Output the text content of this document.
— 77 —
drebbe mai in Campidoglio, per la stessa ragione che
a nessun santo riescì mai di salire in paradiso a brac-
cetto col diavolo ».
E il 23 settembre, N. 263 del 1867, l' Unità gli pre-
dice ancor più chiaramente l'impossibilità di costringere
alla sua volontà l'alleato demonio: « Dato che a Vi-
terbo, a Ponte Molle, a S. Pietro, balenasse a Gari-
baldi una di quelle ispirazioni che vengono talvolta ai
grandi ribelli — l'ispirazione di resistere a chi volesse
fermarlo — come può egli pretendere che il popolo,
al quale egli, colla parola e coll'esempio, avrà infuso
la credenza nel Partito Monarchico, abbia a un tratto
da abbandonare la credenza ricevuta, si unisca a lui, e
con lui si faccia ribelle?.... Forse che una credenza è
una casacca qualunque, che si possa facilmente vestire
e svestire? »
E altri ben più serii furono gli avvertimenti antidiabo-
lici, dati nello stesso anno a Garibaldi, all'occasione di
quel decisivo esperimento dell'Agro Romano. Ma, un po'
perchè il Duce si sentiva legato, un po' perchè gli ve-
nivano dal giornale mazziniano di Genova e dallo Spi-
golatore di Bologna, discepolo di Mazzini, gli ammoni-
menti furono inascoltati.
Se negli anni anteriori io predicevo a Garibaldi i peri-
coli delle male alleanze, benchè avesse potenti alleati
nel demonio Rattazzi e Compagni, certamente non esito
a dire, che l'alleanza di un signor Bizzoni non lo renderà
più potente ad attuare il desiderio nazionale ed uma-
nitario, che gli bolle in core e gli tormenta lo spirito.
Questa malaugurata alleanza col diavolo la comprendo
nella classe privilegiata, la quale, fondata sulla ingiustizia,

* Exercise objective *
Copy each line from the records above that includes the string "furono".

* Written response *
E altri ben più serii furono gli avvertimenti antidiabo-
menti furono inascoltati.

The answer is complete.